Texto proporcionado ->
Acunarás, Alfonsina, por el resto de la vida que nos quede, ese misterio que te llevaste en gesto final.
Aquello que te llamaba de pronto a la noche y nadie supo; el firmamento sin estrellas que soñabas; la imagen querida de tu hijo Alejandro cuyo padre ignoto convertiste en un fantasma; y el otro, tu propio padre melancólico que se lanzó al alcohol y aquella madre triste pero entrañable; todo eso junto, claro, a tus amores imposibles y amistades que pretendías sin fronteras y pocos lo entendieron, o al padecimiento de una enfermedad que te golpeó, artera, como una ola poderosa e inesperada.
Y tu poesía con alas rosadas e inquietas, y tu desconcierto por la vacuidad ajena y hasta el desencanto porque nadie pareció advertir, a tu alrededor, que lo que el viento escribe en la arena siempre será transitorio:
-“Dientes de flores, cofia de rocío, manos de hierbas, tú, nodriza fina, tenme prestas las sábanas terrosas y el enredón de musgos encardados”.
La soledad, querida mía, tu espíritu y tu carne incomprendidos, el sosiego y el silencio que te abandonaron dejándote el ánimo febril pero también un libre albedrío –sí, eso siempre lo supiste- para decidir, con plena y valiente lucidez, cuándo ya bastó, cuándo ya fue suficiente, como hizo, poco antes de ti, Horacio Quiroga, el hombre que más te conmovió y que, sin quererlo, más daño te hizo al alejarse.
Pero a todo, hasta al anuncio de tu muerte, jamás te permitiste, Alfonsina, dejarlo desnudo de belleza:
-“Voy a dormir, nodriza mía, acuéstame. Ponme una lámpara a la cabecera; una constelación; la que te guste; todas son buenas; bájala un poquito…”.

Elementos almacenados del conjunto de datos
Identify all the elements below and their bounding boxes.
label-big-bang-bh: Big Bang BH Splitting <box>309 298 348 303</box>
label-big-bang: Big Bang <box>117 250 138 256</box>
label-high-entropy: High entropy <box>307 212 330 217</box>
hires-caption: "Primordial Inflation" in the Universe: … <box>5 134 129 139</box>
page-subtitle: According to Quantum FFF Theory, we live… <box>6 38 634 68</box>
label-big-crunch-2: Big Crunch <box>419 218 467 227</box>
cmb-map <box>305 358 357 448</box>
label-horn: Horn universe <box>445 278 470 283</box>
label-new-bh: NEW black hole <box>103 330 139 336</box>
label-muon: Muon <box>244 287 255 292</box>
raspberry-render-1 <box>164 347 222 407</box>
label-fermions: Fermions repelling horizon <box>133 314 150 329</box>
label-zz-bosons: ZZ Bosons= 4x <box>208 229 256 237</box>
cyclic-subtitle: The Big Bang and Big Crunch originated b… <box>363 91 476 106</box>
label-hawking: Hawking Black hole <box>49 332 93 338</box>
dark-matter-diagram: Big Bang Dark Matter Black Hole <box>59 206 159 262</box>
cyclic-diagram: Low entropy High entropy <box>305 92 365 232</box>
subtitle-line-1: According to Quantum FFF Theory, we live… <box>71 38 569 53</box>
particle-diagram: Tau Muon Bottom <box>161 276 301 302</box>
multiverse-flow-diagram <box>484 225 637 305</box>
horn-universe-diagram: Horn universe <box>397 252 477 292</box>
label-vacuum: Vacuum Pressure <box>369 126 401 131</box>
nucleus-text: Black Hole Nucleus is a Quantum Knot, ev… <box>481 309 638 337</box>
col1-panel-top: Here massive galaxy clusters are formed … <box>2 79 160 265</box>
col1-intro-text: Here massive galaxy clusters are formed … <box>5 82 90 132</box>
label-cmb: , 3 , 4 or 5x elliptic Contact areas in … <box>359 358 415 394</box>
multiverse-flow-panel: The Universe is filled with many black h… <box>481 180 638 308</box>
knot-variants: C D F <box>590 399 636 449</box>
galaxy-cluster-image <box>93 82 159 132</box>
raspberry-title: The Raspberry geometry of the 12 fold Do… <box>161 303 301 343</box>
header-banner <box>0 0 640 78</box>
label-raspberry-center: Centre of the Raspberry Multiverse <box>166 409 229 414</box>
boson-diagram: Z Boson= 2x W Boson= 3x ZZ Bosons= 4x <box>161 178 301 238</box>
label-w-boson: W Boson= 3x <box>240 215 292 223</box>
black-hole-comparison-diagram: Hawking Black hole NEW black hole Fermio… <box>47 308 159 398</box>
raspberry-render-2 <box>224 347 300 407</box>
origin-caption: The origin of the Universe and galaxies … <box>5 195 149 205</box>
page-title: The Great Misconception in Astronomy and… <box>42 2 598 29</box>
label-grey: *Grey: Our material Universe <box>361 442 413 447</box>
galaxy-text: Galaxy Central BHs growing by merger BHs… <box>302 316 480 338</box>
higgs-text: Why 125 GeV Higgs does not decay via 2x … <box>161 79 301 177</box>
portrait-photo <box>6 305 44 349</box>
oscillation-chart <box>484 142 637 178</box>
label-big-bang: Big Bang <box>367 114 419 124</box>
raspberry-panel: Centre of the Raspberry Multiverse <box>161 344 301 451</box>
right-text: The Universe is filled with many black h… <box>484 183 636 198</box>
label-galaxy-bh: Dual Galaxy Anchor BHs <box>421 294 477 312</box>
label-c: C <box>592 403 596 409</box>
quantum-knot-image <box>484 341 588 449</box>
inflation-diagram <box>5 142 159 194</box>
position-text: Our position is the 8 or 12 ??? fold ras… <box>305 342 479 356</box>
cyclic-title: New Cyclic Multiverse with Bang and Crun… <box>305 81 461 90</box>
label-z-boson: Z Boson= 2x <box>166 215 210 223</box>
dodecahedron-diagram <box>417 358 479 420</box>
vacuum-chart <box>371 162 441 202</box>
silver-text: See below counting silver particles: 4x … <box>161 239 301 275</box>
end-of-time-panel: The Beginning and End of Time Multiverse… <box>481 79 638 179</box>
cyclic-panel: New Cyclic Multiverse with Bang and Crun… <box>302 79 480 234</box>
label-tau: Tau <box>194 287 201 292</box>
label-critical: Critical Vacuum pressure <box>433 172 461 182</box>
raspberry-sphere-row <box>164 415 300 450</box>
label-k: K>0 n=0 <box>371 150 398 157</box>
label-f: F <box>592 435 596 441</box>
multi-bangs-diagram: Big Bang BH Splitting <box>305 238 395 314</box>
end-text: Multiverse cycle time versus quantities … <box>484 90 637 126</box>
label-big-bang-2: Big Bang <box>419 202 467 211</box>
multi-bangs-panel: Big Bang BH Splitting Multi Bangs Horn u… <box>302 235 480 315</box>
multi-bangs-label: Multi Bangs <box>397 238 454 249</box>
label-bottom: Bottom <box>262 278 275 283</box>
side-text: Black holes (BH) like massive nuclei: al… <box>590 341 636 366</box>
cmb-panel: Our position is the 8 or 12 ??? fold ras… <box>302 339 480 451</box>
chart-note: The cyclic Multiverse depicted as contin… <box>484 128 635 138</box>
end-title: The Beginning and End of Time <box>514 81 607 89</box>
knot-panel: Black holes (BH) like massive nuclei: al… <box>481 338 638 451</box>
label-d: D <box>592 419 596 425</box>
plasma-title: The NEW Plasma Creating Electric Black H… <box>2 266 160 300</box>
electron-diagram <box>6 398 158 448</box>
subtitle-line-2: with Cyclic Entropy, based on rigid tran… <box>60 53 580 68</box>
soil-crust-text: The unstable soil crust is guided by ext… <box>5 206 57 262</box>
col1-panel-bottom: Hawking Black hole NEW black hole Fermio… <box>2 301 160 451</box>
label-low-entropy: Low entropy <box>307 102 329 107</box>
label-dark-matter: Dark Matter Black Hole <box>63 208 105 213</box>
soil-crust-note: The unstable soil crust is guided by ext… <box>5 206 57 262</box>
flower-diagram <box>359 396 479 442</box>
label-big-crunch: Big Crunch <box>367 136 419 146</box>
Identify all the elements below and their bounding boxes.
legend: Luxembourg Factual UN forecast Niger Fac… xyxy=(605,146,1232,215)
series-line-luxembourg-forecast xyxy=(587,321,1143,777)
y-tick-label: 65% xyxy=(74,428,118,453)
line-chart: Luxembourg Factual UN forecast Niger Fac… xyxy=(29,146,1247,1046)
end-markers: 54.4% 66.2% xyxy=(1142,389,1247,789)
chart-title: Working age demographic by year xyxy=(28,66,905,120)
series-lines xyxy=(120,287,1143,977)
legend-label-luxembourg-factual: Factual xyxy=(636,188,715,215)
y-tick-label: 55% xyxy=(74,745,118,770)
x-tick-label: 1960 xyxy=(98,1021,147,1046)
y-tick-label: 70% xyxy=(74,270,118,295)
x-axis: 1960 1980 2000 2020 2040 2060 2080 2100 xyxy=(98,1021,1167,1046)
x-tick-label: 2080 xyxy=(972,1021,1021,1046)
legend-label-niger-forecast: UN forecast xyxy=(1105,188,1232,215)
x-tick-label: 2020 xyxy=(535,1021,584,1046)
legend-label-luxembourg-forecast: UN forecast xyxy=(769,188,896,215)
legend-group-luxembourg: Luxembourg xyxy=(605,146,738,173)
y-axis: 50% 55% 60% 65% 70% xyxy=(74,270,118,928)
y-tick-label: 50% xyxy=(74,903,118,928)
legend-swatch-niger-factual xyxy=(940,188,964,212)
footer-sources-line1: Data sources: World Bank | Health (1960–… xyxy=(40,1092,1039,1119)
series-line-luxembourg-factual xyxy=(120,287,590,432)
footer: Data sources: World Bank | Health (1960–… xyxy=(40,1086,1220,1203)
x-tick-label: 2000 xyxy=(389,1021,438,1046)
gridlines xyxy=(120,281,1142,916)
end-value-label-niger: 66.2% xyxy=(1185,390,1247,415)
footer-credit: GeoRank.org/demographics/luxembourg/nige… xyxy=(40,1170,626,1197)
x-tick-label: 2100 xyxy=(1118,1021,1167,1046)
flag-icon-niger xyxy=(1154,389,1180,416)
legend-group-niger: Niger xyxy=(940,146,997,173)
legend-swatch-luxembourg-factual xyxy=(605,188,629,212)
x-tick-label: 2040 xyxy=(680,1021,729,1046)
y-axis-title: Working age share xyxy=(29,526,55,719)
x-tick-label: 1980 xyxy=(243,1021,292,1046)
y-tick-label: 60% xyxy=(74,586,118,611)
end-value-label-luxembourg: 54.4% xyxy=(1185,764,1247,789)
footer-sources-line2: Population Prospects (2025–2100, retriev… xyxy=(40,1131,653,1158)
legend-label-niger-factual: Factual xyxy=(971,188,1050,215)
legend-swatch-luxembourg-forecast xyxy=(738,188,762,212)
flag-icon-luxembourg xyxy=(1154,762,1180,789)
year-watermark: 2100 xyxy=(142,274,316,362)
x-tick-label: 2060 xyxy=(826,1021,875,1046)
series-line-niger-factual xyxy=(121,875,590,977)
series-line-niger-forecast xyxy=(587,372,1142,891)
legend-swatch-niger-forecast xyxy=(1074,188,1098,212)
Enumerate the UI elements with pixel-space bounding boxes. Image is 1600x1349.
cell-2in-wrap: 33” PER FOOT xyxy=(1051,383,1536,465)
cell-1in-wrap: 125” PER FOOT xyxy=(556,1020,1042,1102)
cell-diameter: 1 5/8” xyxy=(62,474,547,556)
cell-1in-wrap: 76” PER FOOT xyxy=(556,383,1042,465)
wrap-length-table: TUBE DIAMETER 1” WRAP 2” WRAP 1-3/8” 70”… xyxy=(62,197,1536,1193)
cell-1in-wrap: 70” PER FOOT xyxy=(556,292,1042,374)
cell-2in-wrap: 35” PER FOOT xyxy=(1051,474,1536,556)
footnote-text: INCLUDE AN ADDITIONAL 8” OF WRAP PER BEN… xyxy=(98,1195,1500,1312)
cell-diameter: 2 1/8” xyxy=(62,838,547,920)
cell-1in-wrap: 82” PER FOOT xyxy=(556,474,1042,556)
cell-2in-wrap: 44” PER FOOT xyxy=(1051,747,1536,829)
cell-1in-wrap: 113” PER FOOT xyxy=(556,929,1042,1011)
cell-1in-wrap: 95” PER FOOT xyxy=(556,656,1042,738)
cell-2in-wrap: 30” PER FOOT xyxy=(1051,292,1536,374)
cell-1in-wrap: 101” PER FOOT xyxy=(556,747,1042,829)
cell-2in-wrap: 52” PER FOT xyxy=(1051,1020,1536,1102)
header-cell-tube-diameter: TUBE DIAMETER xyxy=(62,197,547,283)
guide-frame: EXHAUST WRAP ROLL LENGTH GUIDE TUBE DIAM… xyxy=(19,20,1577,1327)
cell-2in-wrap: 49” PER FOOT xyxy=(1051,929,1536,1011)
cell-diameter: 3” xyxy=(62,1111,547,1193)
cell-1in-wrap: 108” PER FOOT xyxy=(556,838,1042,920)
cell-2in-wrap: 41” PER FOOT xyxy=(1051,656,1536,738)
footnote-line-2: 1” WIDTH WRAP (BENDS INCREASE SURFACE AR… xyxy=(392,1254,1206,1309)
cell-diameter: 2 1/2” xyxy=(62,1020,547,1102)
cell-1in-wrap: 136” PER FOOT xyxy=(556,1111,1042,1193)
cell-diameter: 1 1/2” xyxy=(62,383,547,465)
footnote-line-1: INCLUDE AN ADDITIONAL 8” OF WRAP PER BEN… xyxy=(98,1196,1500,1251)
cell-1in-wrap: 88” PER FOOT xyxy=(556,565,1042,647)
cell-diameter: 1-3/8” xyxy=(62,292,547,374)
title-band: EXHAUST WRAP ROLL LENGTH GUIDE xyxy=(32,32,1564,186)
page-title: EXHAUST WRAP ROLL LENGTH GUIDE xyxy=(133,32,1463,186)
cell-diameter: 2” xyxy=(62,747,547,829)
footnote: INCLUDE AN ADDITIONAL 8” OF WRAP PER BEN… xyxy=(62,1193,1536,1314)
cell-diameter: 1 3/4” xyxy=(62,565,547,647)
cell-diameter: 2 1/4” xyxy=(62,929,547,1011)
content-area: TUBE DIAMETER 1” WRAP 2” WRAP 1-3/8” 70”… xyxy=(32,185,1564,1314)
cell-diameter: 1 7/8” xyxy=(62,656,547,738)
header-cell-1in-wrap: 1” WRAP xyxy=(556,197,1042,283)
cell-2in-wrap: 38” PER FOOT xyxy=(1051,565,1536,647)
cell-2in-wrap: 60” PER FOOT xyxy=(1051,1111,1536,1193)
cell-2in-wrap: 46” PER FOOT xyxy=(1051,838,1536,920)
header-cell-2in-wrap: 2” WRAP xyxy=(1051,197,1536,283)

Qué elaborar -> Copia al pie de la letra el fragmento del texto dedicado a Alfonsina que va desde "La soledad, querida" hasta "hizo al alejarse.", ambos incluidos.

Respuesta del ejercicio ->
La soledad, querida mía, tu espíritu y tu carne incomprendidos, el sosiego y el silencio que te abandonaron dejándote el ánimo febril pero también un libre albedrío –sí, eso siempre lo supiste- para decidir, con plena y valiente lucidez, cuándo ya bastó, cuándo ya fue suficiente, como hizo, poco antes de ti, Horacio Quiroga, el hombre que más te conmovió y que, sin quererlo, más daño te hizo al alejarse.